[Data extracted from a collection]

* Begin *

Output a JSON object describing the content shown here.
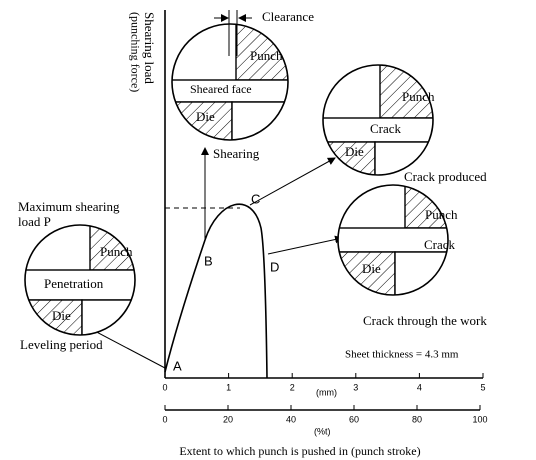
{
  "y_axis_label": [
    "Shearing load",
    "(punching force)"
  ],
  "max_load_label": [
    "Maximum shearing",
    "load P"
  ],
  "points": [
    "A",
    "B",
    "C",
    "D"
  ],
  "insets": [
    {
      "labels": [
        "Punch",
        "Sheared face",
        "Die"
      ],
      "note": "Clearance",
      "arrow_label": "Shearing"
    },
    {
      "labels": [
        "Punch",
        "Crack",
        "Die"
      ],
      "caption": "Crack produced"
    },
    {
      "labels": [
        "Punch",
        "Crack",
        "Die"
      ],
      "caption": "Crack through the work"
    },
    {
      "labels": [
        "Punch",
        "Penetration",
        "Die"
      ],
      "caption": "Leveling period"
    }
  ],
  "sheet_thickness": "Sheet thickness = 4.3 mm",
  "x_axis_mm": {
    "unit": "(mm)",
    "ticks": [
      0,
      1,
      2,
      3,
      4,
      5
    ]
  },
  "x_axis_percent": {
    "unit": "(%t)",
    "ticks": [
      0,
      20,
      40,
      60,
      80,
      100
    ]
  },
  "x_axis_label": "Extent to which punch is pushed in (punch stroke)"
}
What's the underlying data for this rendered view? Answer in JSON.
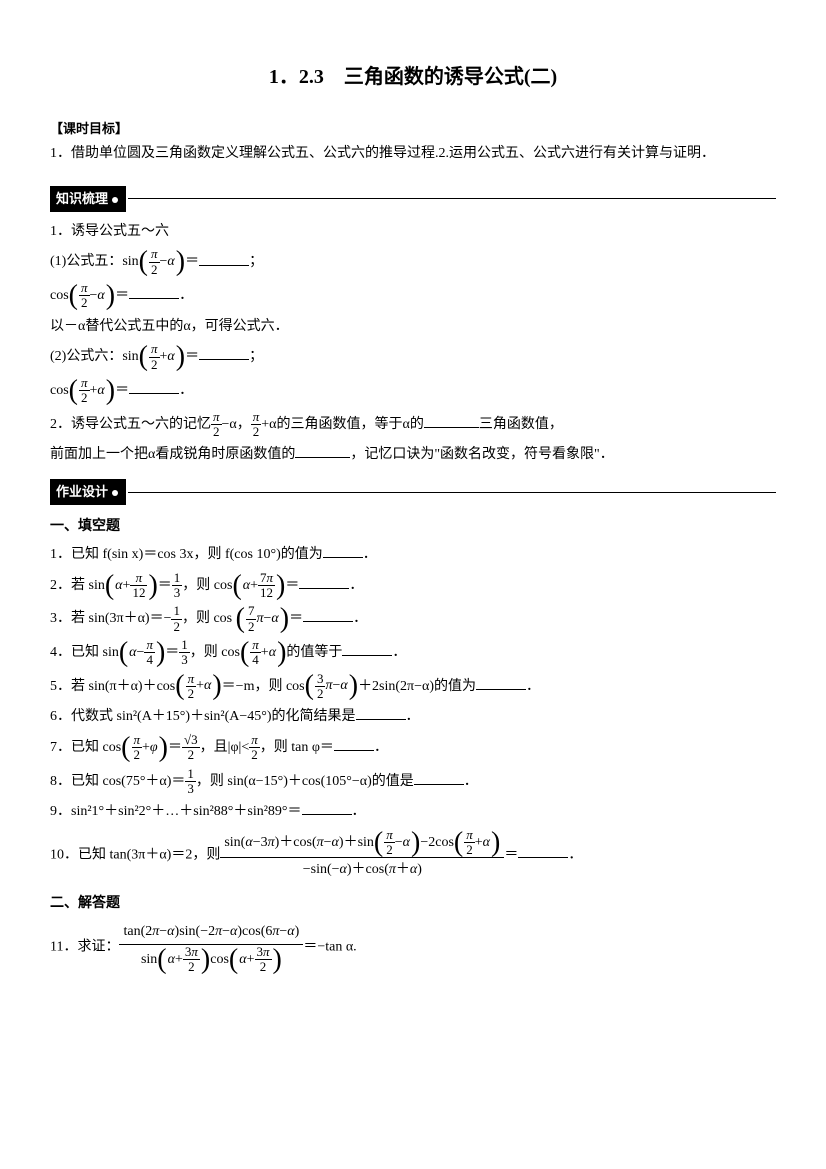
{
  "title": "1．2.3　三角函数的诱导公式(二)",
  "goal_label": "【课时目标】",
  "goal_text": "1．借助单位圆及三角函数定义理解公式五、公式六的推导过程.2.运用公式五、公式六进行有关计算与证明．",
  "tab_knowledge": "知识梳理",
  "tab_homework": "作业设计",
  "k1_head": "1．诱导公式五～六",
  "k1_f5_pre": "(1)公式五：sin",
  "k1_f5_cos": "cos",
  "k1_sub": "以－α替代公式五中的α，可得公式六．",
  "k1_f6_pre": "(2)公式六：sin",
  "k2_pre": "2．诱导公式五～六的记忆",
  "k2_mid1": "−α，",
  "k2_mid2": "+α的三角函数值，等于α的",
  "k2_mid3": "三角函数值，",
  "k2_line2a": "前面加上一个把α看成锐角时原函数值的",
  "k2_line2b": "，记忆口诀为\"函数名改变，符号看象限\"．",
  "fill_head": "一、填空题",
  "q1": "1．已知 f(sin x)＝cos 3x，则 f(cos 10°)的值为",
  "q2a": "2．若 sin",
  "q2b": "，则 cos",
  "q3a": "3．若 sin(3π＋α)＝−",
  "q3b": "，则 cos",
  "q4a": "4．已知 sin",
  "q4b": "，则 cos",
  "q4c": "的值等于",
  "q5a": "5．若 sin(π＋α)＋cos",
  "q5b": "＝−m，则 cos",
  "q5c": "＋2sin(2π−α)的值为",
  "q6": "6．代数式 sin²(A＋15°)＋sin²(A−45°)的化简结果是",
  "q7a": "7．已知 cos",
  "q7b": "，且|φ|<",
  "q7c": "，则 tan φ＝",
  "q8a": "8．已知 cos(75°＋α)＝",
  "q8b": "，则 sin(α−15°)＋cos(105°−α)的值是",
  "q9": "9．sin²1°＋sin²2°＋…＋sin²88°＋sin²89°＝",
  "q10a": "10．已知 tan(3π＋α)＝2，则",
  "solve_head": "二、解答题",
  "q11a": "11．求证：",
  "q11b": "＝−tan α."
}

* End *

* _DIRECTIONS FOR THIS TASK_
Working from the material above, transcribe it exactly while omitting pictures.

* _COMPLETED EXERCISE_
Output a JSON object describing the content shown here.
{
  "y_axis_label": [
    "Shearing load",
    "(punching force)"
  ],
  "max_load_label": [
    "Maximum shearing",
    "load P"
  ],
  "points": [
    "A",
    "B",
    "C",
    "D"
  ],
  "insets": [
    {
      "labels": [
        "Punch",
        "Sheared face",
        "Die"
      ],
      "note": "Clearance",
      "arrow_label": "Shearing"
    },
    {
      "labels": [
        "Punch",
        "Crack",
        "Die"
      ],
      "caption": "Crack produced"
    },
    {
      "labels": [
        "Punch",
        "Crack",
        "Die"
      ],
      "caption": "Crack through the work"
    },
    {
      "labels": [
        "Punch",
        "Penetration",
        "Die"
      ],
      "caption": "Leveling period"
    }
  ],
  "sheet_thickness": "Sheet thickness = 4.3 mm",
  "x_axis_mm": {
    "unit": "(mm)",
    "ticks": [
      0,
      1,
      2,
      3,
      4,
      5
    ]
  },
  "x_axis_percent": {
    "unit": "(%t)",
    "ticks": [
      0,
      20,
      40,
      60,
      80,
      100
    ]
  },
  "x_axis_label": "Extent to which punch is pushed in (punch stroke)"
}
What's the underlying data for this rendered view? Answer in JSON.
{
  "title": "1．2.3　三角函数的诱导公式(二)",
  "goal_label": "【课时目标】",
  "goal_text": "1．借助单位圆及三角函数定义理解公式五、公式六的推导过程.2.运用公式五、公式六进行有关计算与证明．",
  "tab_knowledge": "知识梳理",
  "tab_homework": "作业设计",
  "k1_head": "1．诱导公式五～六",
  "k1_f5_pre": "(1)公式五：sin",
  "k1_f5_cos": "cos",
  "k1_sub": "以－α替代公式五中的α，可得公式六．",
  "k1_f6_pre": "(2)公式六：sin",
  "k2_pre": "2．诱导公式五～六的记忆",
  "k2_mid1": "−α，",
  "k2_mid2": "+α的三角函数值，等于α的",
  "k2_mid3": "三角函数值，",
  "k2_line2a": "前面加上一个把α看成锐角时原函数值的",
  "k2_line2b": "，记忆口诀为\"函数名改变，符号看象限\"．",
  "fill_head": "一、填空题",
  "q1": "1．已知 f(sin x)＝cos 3x，则 f(cos 10°)的值为",
  "q2a": "2．若 sin",
  "q2b": "，则 cos",
  "q3a": "3．若 sin(3π＋α)＝−",
  "q3b": "，则 cos",
  "q4a": "4．已知 sin",
  "q4b": "，则 cos",
  "q4c": "的值等于",
  "q5a": "5．若 sin(π＋α)＋cos",
  "q5b": "＝−m，则 cos",
  "q5c": "＋2sin(2π−α)的值为",
  "q6": "6．代数式 sin²(A＋15°)＋sin²(A−45°)的化简结果是",
  "q7a": "7．已知 cos",
  "q7b": "，且|φ|<",
  "q7c": "，则 tan φ＝",
  "q8a": "8．已知 cos(75°＋α)＝",
  "q8b": "，则 sin(α−15°)＋cos(105°−α)的值是",
  "q9": "9．sin²1°＋sin²2°＋…＋sin²88°＋sin²89°＝",
  "q10a": "10．已知 tan(3π＋α)＝2，则",
  "solve_head": "二、解答题",
  "q11a": "11．求证：",
  "q11b": "＝−tan α."
}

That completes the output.